:: The request ::
Everything from the line containing "Output a JSON" to the last line of the records must be returned verbatim; nothing else belongs in the output.

━━ Data to process ━━

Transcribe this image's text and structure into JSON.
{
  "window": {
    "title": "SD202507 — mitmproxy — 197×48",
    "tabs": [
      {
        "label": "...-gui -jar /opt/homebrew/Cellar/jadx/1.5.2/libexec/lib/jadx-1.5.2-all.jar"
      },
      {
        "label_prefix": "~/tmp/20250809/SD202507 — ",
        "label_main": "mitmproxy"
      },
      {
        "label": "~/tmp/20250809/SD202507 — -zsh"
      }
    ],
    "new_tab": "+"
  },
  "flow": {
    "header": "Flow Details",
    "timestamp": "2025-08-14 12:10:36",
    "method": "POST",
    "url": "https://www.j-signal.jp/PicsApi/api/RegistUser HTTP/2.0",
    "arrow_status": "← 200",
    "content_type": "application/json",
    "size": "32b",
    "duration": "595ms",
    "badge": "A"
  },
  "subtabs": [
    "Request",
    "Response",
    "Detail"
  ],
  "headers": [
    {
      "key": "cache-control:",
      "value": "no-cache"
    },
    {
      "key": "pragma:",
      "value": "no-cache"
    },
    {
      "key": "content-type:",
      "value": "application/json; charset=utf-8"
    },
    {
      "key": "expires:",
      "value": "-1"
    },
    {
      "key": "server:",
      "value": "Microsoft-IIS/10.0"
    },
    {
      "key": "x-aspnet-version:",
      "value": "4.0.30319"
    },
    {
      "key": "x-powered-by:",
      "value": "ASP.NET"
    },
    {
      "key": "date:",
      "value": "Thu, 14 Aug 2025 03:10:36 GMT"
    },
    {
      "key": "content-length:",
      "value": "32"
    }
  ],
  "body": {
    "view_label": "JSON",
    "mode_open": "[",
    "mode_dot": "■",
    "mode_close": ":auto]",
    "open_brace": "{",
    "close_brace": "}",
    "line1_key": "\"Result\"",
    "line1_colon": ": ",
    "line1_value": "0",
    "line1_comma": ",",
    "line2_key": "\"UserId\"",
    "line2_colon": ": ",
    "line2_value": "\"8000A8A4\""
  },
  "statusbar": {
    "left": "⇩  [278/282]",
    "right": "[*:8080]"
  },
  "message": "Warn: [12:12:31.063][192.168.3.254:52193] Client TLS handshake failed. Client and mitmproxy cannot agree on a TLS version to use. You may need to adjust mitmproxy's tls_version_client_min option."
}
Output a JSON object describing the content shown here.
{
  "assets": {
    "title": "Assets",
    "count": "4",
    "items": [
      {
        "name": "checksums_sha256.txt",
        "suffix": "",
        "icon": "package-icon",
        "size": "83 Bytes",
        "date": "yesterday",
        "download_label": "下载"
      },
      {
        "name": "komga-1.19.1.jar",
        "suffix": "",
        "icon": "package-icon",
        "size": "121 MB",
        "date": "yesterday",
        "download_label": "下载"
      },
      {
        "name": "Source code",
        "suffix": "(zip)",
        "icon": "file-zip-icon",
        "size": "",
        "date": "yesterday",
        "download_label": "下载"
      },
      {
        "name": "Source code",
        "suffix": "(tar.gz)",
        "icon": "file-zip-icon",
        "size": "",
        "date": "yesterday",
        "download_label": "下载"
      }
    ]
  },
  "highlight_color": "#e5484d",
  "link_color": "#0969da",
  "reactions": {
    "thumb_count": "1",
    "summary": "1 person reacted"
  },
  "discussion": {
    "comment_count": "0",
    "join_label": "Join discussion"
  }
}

━━━

:: Solution below ::
Output a JSON object describing the content shown here.
{
  "assets": {
    "title": "Assets",
    "count": "4",
    "items": [
      {
        "name": "checksums_sha256.txt",
        "suffix": "",
        "icon": "package-icon",
        "size": "83 Bytes",
        "date": "yesterday",
        "download_label": "下载"
      },
      {
        "name": "komga-1.19.1.jar",
        "suffix": "",
        "icon": "package-icon",
        "size": "121 MB",
        "date": "yesterday",
        "download_label": "下载"
      },
      {
        "name": "Source code",
        "suffix": "(zip)",
        "icon": "file-zip-icon",
        "size": "",
        "date": "yesterday",
        "download_label": "下载"
      },
      {
        "name": "Source code",
        "suffix": "(tar.gz)",
        "icon": "file-zip-icon",
        "size": "",
        "date": "yesterday",
        "download_label": "下载"
      }
    ]
  },
  "highlight_color": "#e5484d",
  "link_color": "#0969da",
  "reactions": {
    "thumb_count": "1",
    "summary": "1 person reacted"
  },
  "discussion": {
    "comment_count": "0",
    "join_label": "Join discussion"
  }
}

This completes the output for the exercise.